Exercise data -
_ _ _ _

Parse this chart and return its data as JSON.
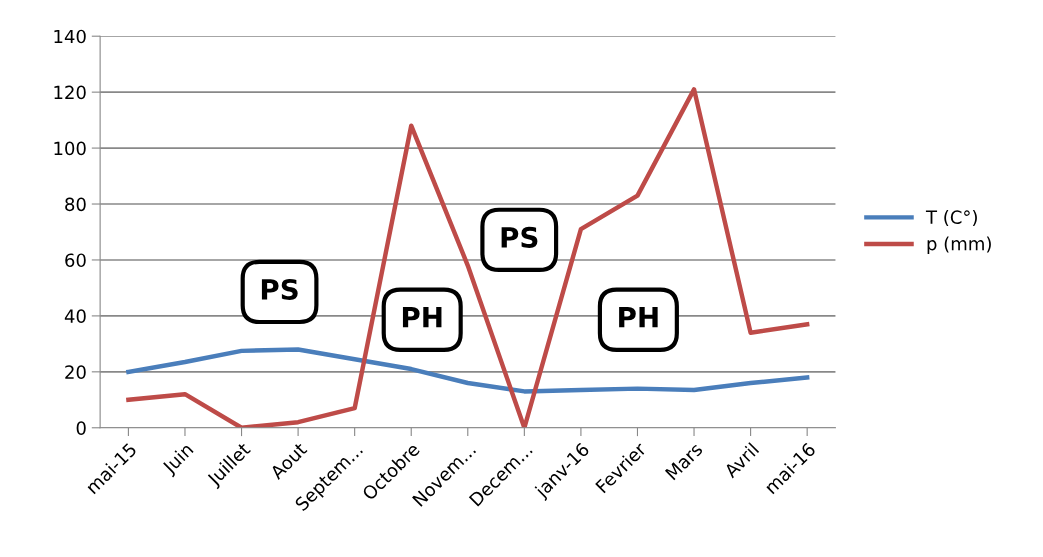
{
  "chart_data": {
    "type": "line",
    "categories": [
      "mai-15",
      "Juin",
      "Juillet",
      "Aout",
      "Septem...",
      "Octobre",
      "Novem...",
      "Decem...",
      "janv-16",
      "Fevrier",
      "Mars",
      "Avril",
      "mai-16"
    ],
    "series": [
      {
        "name": "T (C°)",
        "color": "#4a7ebb",
        "values": [
          20,
          23.5,
          27.5,
          28,
          24.5,
          21,
          16,
          13,
          13.5,
          14,
          13.5,
          16,
          18
        ]
      },
      {
        "name": "p (mm)",
        "color": "#be4b48",
        "values": [
          10,
          12,
          0,
          2,
          7,
          108,
          58,
          0,
          71,
          83,
          121,
          34,
          37
        ]
      }
    ],
    "ylim": [
      0,
      140
    ],
    "yticks": [
      0,
      20,
      40,
      60,
      80,
      100,
      120,
      140
    ],
    "grid": "y",
    "legend": "right",
    "marker": "none",
    "line_style": "solid",
    "annotations": [
      "PS",
      "PH",
      "PS",
      "PH"
    ]
  }
}
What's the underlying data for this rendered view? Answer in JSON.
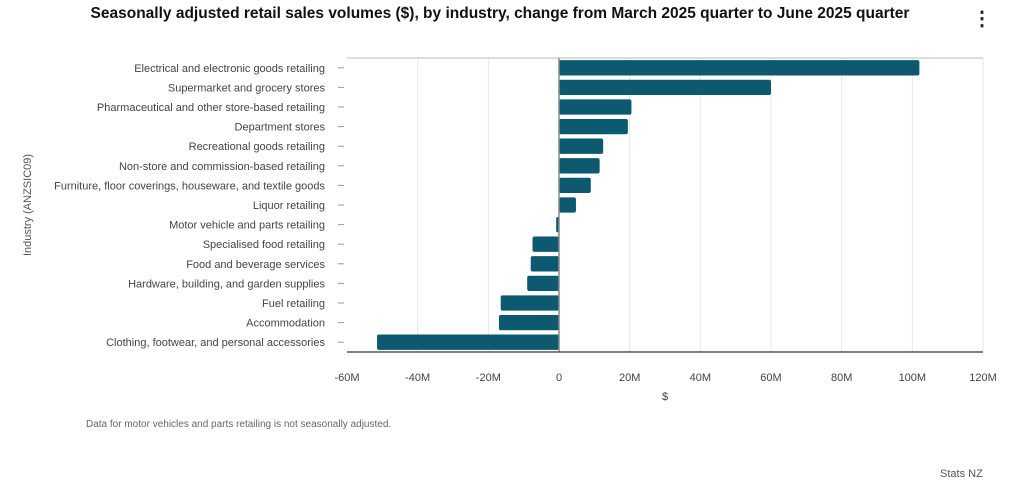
{
  "title": "Seasonally adjusted retail sales volumes ($), by industry, change from March 2025 quarter to June 2025 quarter",
  "menu_icon": "vertical-ellipsis-icon",
  "footnote": "Data for motor vehicles and parts retailing is not seasonally adjusted.",
  "credit": "Stats NZ",
  "colors": {
    "bar": "#0d5a70",
    "grid": "#e6e6e6",
    "axis": "#333333"
  },
  "chart_data": {
    "type": "bar",
    "orientation": "horizontal",
    "xlabel": "$",
    "ylabel": "Industry (ANZSIC09)",
    "xlim": [
      -60000000,
      120000000
    ],
    "xticks": [
      {
        "value": -60000000,
        "label": "-60M"
      },
      {
        "value": -40000000,
        "label": "-40M"
      },
      {
        "value": -20000000,
        "label": "-20M"
      },
      {
        "value": 0,
        "label": "0"
      },
      {
        "value": 20000000,
        "label": "20M"
      },
      {
        "value": 40000000,
        "label": "40M"
      },
      {
        "value": 60000000,
        "label": "60M"
      },
      {
        "value": 80000000,
        "label": "80M"
      },
      {
        "value": 100000000,
        "label": "100M"
      },
      {
        "value": 120000000,
        "label": "120M"
      }
    ],
    "grid": true,
    "categories": [
      "Electrical and electronic goods retailing",
      "Supermarket and grocery stores",
      "Pharmaceutical and other store-based retailing",
      "Department stores",
      "Recreational goods retailing",
      "Non-store and commission-based retailing",
      "Furniture, floor coverings, houseware, and textile goods",
      "Liquor retailing",
      "Motor vehicle and parts retailing",
      "Specialised food retailing",
      "Food and beverage services",
      "Hardware, building, and garden supplies",
      "Fuel retailing",
      "Accommodation",
      "Clothing, footwear, and personal accessories"
    ],
    "values": [
      102000000,
      60000000,
      20500000,
      19500000,
      12500000,
      11500000,
      9000000,
      4800000,
      -800000,
      -7500000,
      -8000000,
      -9000000,
      -16500000,
      -17000000,
      -51500000
    ]
  }
}
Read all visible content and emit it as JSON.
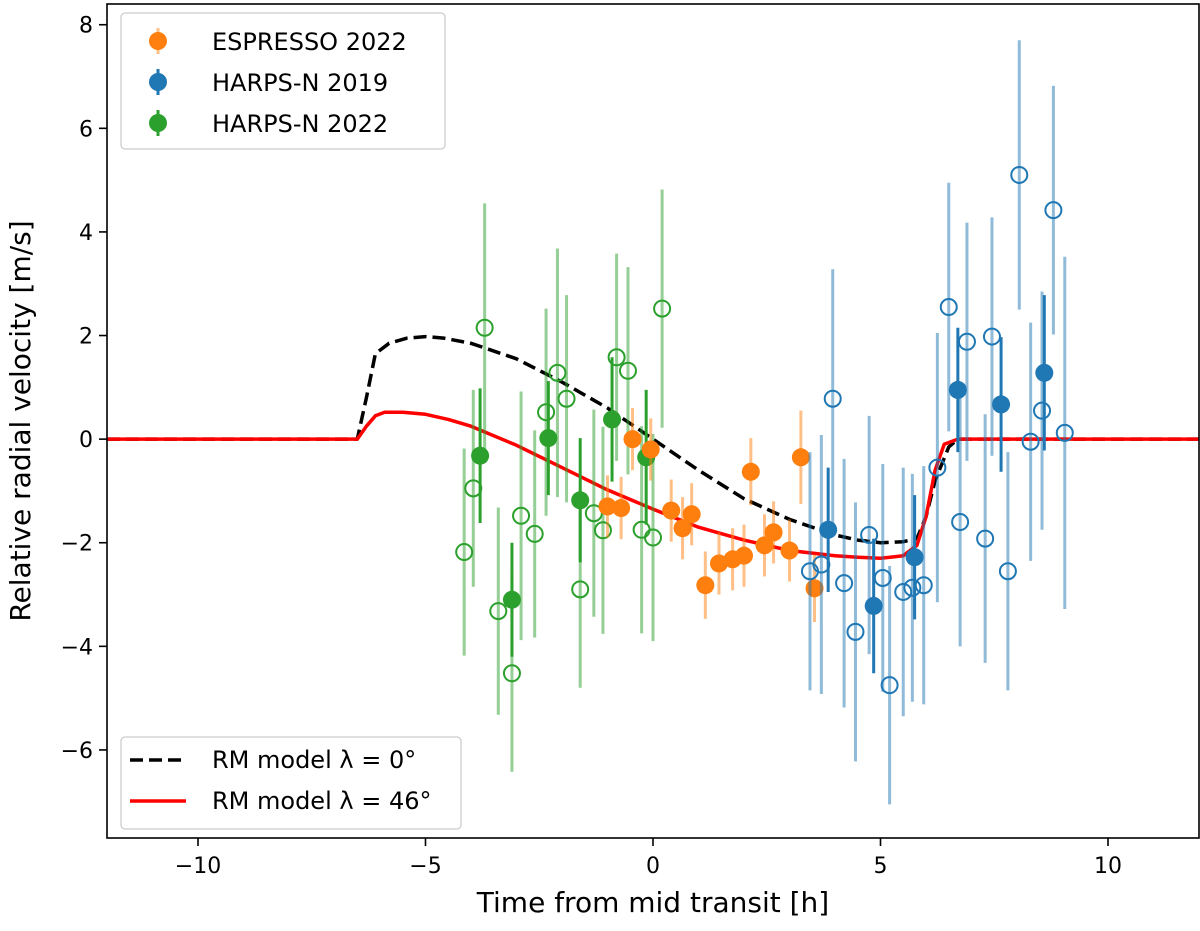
{
  "chart_data": {
    "type": "scatter",
    "title": "",
    "xlabel": "Time from mid transit [h]",
    "ylabel": "Relative radial velocity [m/s]",
    "xlim": [
      -12,
      12
    ],
    "ylim": [
      -7.7,
      8.4
    ],
    "xticks": [
      -10,
      -5,
      0,
      5,
      10
    ],
    "xtick_labels": [
      "−10",
      "−5",
      "0",
      "5",
      "10"
    ],
    "yticks": [
      -6,
      -4,
      -2,
      0,
      2,
      4,
      6,
      8
    ],
    "ytick_labels": [
      "−6",
      "−4",
      "−2",
      "0",
      "2",
      "4",
      "6",
      "8"
    ],
    "grid": false,
    "legend_markers": {
      "position": "top-left",
      "entries": [
        {
          "label": "ESPRESSO 2022",
          "color": "#ff7f0e"
        },
        {
          "label": "HARPS-N 2019",
          "color": "#1f77b4"
        },
        {
          "label": "HARPS-N 2022",
          "color": "#2ca02c"
        }
      ]
    },
    "legend_lines": {
      "position": "bottom-left",
      "entries": [
        {
          "label": "RM model λ = 0°",
          "color": "#000000",
          "style": "dashed"
        },
        {
          "label": "RM model λ = 46°",
          "color": "#ff0000",
          "style": "solid"
        }
      ]
    },
    "series": [
      {
        "name": "HARPS-N 2022 individual",
        "color": "#2ca02c",
        "marker": "open-circle",
        "points": [
          [
            -4.15,
            -2.18,
            2.0
          ],
          [
            -3.95,
            -0.95,
            1.9
          ],
          [
            -3.7,
            2.15,
            2.4
          ],
          [
            -3.4,
            -3.32,
            2.0
          ],
          [
            -3.1,
            -4.52,
            1.9
          ],
          [
            -2.9,
            -1.48,
            2.4
          ],
          [
            -2.6,
            -1.83,
            2.0
          ],
          [
            -2.35,
            0.52,
            2.0
          ],
          [
            -2.1,
            1.28,
            2.4
          ],
          [
            -1.9,
            0.78,
            2.0
          ],
          [
            -1.6,
            -2.9,
            1.9
          ],
          [
            -1.3,
            -1.43,
            2.0
          ],
          [
            -1.1,
            -1.76,
            2.0
          ],
          [
            -0.8,
            1.58,
            2.0
          ],
          [
            -0.55,
            1.32,
            2.0
          ],
          [
            -0.25,
            -1.75,
            2.0
          ],
          [
            0.0,
            -1.9,
            2.0
          ],
          [
            0.2,
            2.52,
            2.3
          ]
        ]
      },
      {
        "name": "HARPS-N 2022 binned",
        "color": "#2ca02c",
        "marker": "filled-circle",
        "points": [
          [
            -3.8,
            -0.32,
            1.3
          ],
          [
            -3.1,
            -3.1,
            1.1
          ],
          [
            -2.3,
            0.02,
            1.1
          ],
          [
            -1.6,
            -1.18,
            1.2
          ],
          [
            -0.9,
            0.38,
            1.2
          ],
          [
            -0.15,
            -0.35,
            1.3
          ]
        ]
      },
      {
        "name": "ESPRESSO 2022",
        "color": "#ff7f0e",
        "marker": "filled-circle",
        "points": [
          [
            -1.0,
            -1.3,
            0.6
          ],
          [
            -0.7,
            -1.33,
            0.6
          ],
          [
            -0.45,
            0.0,
            0.6
          ],
          [
            -0.05,
            -0.2,
            0.6
          ],
          [
            0.4,
            -1.38,
            0.6
          ],
          [
            0.65,
            -1.72,
            0.6
          ],
          [
            0.85,
            -1.45,
            0.6
          ],
          [
            1.15,
            -2.82,
            0.65
          ],
          [
            1.45,
            -2.4,
            0.6
          ],
          [
            1.75,
            -2.32,
            0.6
          ],
          [
            2.0,
            -2.25,
            0.6
          ],
          [
            2.15,
            -0.63,
            0.65
          ],
          [
            2.45,
            -2.05,
            0.6
          ],
          [
            2.65,
            -1.8,
            0.6
          ],
          [
            3.0,
            -2.15,
            0.6
          ],
          [
            3.25,
            -0.35,
            0.9
          ],
          [
            3.55,
            -2.88,
            0.65
          ]
        ]
      },
      {
        "name": "HARPS-N 2019 individual",
        "color": "#1f77b4",
        "marker": "open-circle",
        "points": [
          [
            3.45,
            -2.55,
            2.3
          ],
          [
            3.7,
            -2.42,
            2.5
          ],
          [
            3.95,
            0.78,
            2.5
          ],
          [
            4.2,
            -2.78,
            2.4
          ],
          [
            4.45,
            -3.72,
            2.5
          ],
          [
            4.75,
            -1.85,
            2.3
          ],
          [
            5.05,
            -2.68,
            2.2
          ],
          [
            5.2,
            -4.75,
            2.3
          ],
          [
            5.5,
            -2.95,
            2.4
          ],
          [
            5.7,
            -2.87,
            2.2
          ],
          [
            5.95,
            -2.82,
            2.3
          ],
          [
            6.25,
            -0.55,
            2.6
          ],
          [
            6.5,
            2.55,
            2.4
          ],
          [
            6.75,
            -1.6,
            2.4
          ],
          [
            6.9,
            1.88,
            2.3
          ],
          [
            7.3,
            -1.92,
            2.4
          ],
          [
            7.45,
            1.98,
            2.3
          ],
          [
            7.8,
            -2.55,
            2.3
          ],
          [
            8.05,
            5.1,
            2.6
          ],
          [
            8.3,
            -0.05,
            2.3
          ],
          [
            8.55,
            0.55,
            2.3
          ],
          [
            8.8,
            4.42,
            2.4
          ],
          [
            9.05,
            0.12,
            3.4
          ]
        ]
      },
      {
        "name": "HARPS-N 2019 binned",
        "color": "#1f77b4",
        "marker": "filled-circle",
        "points": [
          [
            3.85,
            -1.75,
            1.2
          ],
          [
            4.85,
            -3.22,
            1.3
          ],
          [
            5.75,
            -2.28,
            1.2
          ],
          [
            6.7,
            0.95,
            1.2
          ],
          [
            7.65,
            0.67,
            1.3
          ],
          [
            8.6,
            1.28,
            1.5
          ]
        ]
      }
    ],
    "models": [
      {
        "name": "RM model λ = 0°",
        "color": "#000000",
        "style": "dashed",
        "x": [
          -12,
          -6.5,
          -6.3,
          -6.1,
          -5.8,
          -5.4,
          -5.0,
          -4.6,
          -4.0,
          -3.0,
          -2.0,
          -1.0,
          0.0,
          1.0,
          2.0,
          3.0,
          4.0,
          4.5,
          5.0,
          5.5,
          5.8,
          6.0,
          6.2,
          6.5,
          6.7,
          12
        ],
        "y": [
          0,
          0,
          0.8,
          1.65,
          1.85,
          1.95,
          1.98,
          1.95,
          1.85,
          1.55,
          1.1,
          0.6,
          0.0,
          -0.6,
          -1.15,
          -1.55,
          -1.85,
          -1.95,
          -2.0,
          -1.98,
          -1.92,
          -1.5,
          -0.8,
          -0.15,
          0,
          0
        ]
      },
      {
        "name": "RM model λ = 46°",
        "color": "#ff0000",
        "style": "solid",
        "x": [
          -12,
          -6.5,
          -6.3,
          -6.1,
          -5.9,
          -5.5,
          -5.0,
          -4.5,
          -4.0,
          -3.0,
          -2.0,
          -1.0,
          0.0,
          1.0,
          2.0,
          3.0,
          4.0,
          4.5,
          5.0,
          5.5,
          5.8,
          6.0,
          6.2,
          6.4,
          6.7,
          12
        ],
        "y": [
          0,
          0,
          0.25,
          0.45,
          0.52,
          0.52,
          0.48,
          0.38,
          0.25,
          -0.12,
          -0.55,
          -0.98,
          -1.35,
          -1.7,
          -1.95,
          -2.15,
          -2.25,
          -2.28,
          -2.3,
          -2.25,
          -2.05,
          -1.5,
          -0.6,
          -0.1,
          0,
          0
        ]
      }
    ]
  }
}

_ _ _ _

Given instruction - From the entries above, extract every line where the word "ylabel" appears.

Response to the exercise -
    "ylabel": "Industry (ANZSIC09)",
    "ylabel": "Relative radial velocity [m/s]",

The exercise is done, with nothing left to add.